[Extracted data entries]
----

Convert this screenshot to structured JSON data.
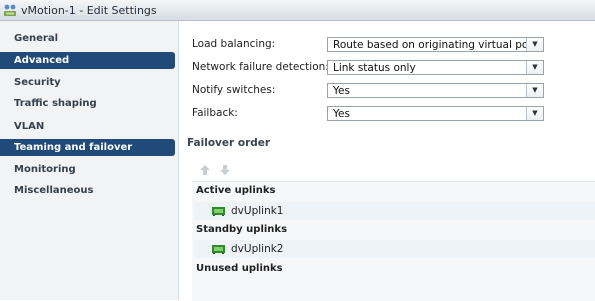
{
  "window": {
    "title": "vMotion-1 - Edit Settings",
    "title_icon": "network-portgroup-icon"
  },
  "sidebar": {
    "items": [
      {
        "label": "General",
        "active": false
      },
      {
        "label": "Advanced",
        "active": true
      },
      {
        "label": "Security",
        "active": false
      },
      {
        "label": "Traffic shaping",
        "active": false
      },
      {
        "label": "VLAN",
        "active": false
      },
      {
        "label": "Teaming and failover",
        "active": true
      },
      {
        "label": "Monitoring",
        "active": false
      },
      {
        "label": "Miscellaneous",
        "active": false
      }
    ],
    "active_color": "#1f4a7a"
  },
  "form": {
    "load_balancing": {
      "label": "Load balancing:",
      "value": "Route based on originating virtual port"
    },
    "network_failure_detection": {
      "label": "Network failure detection:",
      "value": "Link status only"
    },
    "notify_switches": {
      "label": "Notify switches:",
      "value": "Yes"
    },
    "failback": {
      "label": "Failback:",
      "value": "Yes"
    }
  },
  "failover": {
    "title": "Failover order",
    "move_up_icon": "arrow-up-icon",
    "move_down_icon": "arrow-down-icon",
    "groups": {
      "active": {
        "label": "Active uplinks",
        "uplinks": [
          "dvUplink1"
        ]
      },
      "standby": {
        "label": "Standby uplinks",
        "uplinks": [
          "dvUplink2"
        ]
      },
      "unused": {
        "label": "Unused uplinks",
        "uplinks": []
      }
    },
    "uplink_icon": "uplink-nic-icon"
  }
}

----

Problem requirements: Show the lines of the records that include the string "uplinks".

Solution to the problem:
        "label": "Active uplinks",
        "uplinks": [
        "label": "Standby uplinks",
        "uplinks": [
        "label": "Unused uplinks",
        "uplinks": []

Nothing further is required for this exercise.